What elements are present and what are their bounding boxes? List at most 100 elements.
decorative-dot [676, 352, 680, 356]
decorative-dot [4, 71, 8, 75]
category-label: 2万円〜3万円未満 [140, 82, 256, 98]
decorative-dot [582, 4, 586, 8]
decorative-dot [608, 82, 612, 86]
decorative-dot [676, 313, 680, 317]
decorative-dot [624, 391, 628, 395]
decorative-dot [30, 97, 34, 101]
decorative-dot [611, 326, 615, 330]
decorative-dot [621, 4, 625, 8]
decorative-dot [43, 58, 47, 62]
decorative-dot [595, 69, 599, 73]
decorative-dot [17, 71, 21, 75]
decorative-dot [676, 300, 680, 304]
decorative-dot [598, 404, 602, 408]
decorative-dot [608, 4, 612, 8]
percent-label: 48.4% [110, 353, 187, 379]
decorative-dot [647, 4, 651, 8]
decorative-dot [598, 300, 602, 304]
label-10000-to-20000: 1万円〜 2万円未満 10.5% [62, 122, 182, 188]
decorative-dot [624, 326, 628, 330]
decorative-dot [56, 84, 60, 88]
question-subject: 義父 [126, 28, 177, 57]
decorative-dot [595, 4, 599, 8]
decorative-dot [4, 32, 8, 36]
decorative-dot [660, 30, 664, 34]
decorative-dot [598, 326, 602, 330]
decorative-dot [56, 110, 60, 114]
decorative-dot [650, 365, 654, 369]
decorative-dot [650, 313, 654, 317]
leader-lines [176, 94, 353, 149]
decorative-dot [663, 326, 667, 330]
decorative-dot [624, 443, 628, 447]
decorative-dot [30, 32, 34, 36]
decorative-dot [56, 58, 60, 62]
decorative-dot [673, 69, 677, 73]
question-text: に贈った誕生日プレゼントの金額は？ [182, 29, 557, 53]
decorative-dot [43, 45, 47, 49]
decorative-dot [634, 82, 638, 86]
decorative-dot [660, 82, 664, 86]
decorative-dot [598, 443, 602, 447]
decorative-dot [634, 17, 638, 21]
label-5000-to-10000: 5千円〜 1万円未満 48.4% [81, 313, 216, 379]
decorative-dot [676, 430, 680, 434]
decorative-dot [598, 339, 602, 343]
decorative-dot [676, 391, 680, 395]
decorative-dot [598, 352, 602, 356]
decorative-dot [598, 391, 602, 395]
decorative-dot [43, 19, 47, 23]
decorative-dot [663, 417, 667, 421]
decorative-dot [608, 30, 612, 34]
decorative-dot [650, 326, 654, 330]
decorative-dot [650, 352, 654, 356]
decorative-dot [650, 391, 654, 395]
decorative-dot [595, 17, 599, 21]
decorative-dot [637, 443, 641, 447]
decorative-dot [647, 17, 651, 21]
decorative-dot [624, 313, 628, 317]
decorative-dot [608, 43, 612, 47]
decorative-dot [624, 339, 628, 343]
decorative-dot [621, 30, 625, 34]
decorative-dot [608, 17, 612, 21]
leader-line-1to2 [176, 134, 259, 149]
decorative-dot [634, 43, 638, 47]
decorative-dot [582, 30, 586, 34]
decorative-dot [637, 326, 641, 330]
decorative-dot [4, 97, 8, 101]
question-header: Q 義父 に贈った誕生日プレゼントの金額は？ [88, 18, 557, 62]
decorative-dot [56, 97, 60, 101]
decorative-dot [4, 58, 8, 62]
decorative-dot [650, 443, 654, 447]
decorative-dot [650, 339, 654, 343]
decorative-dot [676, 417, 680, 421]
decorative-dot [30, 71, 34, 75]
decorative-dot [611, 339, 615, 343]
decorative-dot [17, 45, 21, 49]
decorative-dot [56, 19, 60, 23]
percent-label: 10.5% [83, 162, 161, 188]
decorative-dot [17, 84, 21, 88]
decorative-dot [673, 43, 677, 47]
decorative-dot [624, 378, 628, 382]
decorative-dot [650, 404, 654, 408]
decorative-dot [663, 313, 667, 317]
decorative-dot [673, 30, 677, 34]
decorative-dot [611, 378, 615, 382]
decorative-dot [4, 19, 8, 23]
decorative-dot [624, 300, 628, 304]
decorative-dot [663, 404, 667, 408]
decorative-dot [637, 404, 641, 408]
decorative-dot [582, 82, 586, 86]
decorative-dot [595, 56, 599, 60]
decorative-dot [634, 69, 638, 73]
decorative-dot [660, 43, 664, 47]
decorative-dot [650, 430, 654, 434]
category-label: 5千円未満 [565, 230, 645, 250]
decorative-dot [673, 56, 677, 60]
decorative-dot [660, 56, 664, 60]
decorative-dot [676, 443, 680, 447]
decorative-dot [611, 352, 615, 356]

⁂

What to work on.
Reproduce all of the rows above word for word, keeping their order.

Written reply.
What elements are present and what are their bounding boxes? List at most 100 elements.
decorative-dot [676, 352, 680, 356]
decorative-dot [4, 71, 8, 75]
category-label: 2万円〜3万円未満 [140, 82, 256, 98]
decorative-dot [582, 4, 586, 8]
decorative-dot [608, 82, 612, 86]
decorative-dot [676, 313, 680, 317]
decorative-dot [624, 391, 628, 395]
decorative-dot [30, 97, 34, 101]
decorative-dot [611, 326, 615, 330]
decorative-dot [621, 4, 625, 8]
decorative-dot [43, 58, 47, 62]
decorative-dot [595, 69, 599, 73]
decorative-dot [17, 71, 21, 75]
decorative-dot [676, 300, 680, 304]
decorative-dot [598, 404, 602, 408]
decorative-dot [608, 4, 612, 8]
percent-label: 48.4% [110, 353, 187, 379]
decorative-dot [647, 4, 651, 8]
decorative-dot [598, 300, 602, 304]
label-10000-to-20000: 1万円〜 2万円未満 10.5% [62, 122, 182, 188]
decorative-dot [624, 326, 628, 330]
decorative-dot [56, 84, 60, 88]
question-subject: 義父 [126, 28, 177, 57]
decorative-dot [595, 4, 599, 8]
decorative-dot [4, 32, 8, 36]
decorative-dot [660, 30, 664, 34]
decorative-dot [598, 326, 602, 330]
decorative-dot [56, 110, 60, 114]
decorative-dot [650, 365, 654, 369]
decorative-dot [650, 313, 654, 317]
leader-lines [176, 94, 353, 149]
decorative-dot [663, 326, 667, 330]
decorative-dot [624, 443, 628, 447]
decorative-dot [30, 32, 34, 36]
decorative-dot [56, 58, 60, 62]
decorative-dot [673, 69, 677, 73]
question-text: に贈った誕生日プレゼントの金額は？ [182, 29, 557, 53]
decorative-dot [43, 45, 47, 49]
decorative-dot [634, 82, 638, 86]
decorative-dot [660, 82, 664, 86]
decorative-dot [598, 443, 602, 447]
decorative-dot [634, 17, 638, 21]
label-5000-to-10000: 5千円〜 1万円未満 48.4% [81, 313, 216, 379]
decorative-dot [676, 430, 680, 434]
decorative-dot [598, 339, 602, 343]
decorative-dot [676, 391, 680, 395]
decorative-dot [598, 352, 602, 356]
decorative-dot [598, 391, 602, 395]
decorative-dot [43, 19, 47, 23]
decorative-dot [663, 417, 667, 421]
decorative-dot [608, 30, 612, 34]
decorative-dot [650, 326, 654, 330]
decorative-dot [650, 352, 654, 356]
decorative-dot [650, 391, 654, 395]
decorative-dot [595, 17, 599, 21]
decorative-dot [637, 443, 641, 447]
decorative-dot [647, 17, 651, 21]
decorative-dot [624, 313, 628, 317]
decorative-dot [608, 43, 612, 47]
decorative-dot [624, 339, 628, 343]
decorative-dot [621, 30, 625, 34]
decorative-dot [608, 17, 612, 21]
leader-line-1to2 [176, 134, 259, 149]
decorative-dot [634, 43, 638, 47]
decorative-dot [582, 30, 586, 34]
decorative-dot [637, 326, 641, 330]
decorative-dot [4, 97, 8, 101]
question-header: Q 義父 に贈った誕生日プレゼントの金額は？ [88, 18, 557, 62]
decorative-dot [56, 97, 60, 101]
decorative-dot [4, 58, 8, 62]
decorative-dot [650, 443, 654, 447]
decorative-dot [650, 339, 654, 343]
decorative-dot [676, 417, 680, 421]
decorative-dot [30, 71, 34, 75]
decorative-dot [611, 339, 615, 343]
decorative-dot [17, 45, 21, 49]
decorative-dot [56, 19, 60, 23]
percent-label: 10.5% [83, 162, 161, 188]
decorative-dot [17, 84, 21, 88]
decorative-dot [673, 43, 677, 47]
decorative-dot [624, 378, 628, 382]
decorative-dot [650, 404, 654, 408]
decorative-dot [663, 313, 667, 317]
decorative-dot [673, 30, 677, 34]
decorative-dot [611, 378, 615, 382]
decorative-dot [4, 19, 8, 23]
decorative-dot [624, 300, 628, 304]
decorative-dot [663, 404, 667, 408]
decorative-dot [637, 404, 641, 408]
decorative-dot [582, 82, 586, 86]
decorative-dot [595, 56, 599, 60]
decorative-dot [634, 69, 638, 73]
decorative-dot [660, 43, 664, 47]
decorative-dot [650, 430, 654, 434]
category-label: 5千円未満 [565, 230, 645, 250]
decorative-dot [673, 56, 677, 60]
decorative-dot [660, 56, 664, 60]
decorative-dot [676, 443, 680, 447]
decorative-dot [611, 352, 615, 356]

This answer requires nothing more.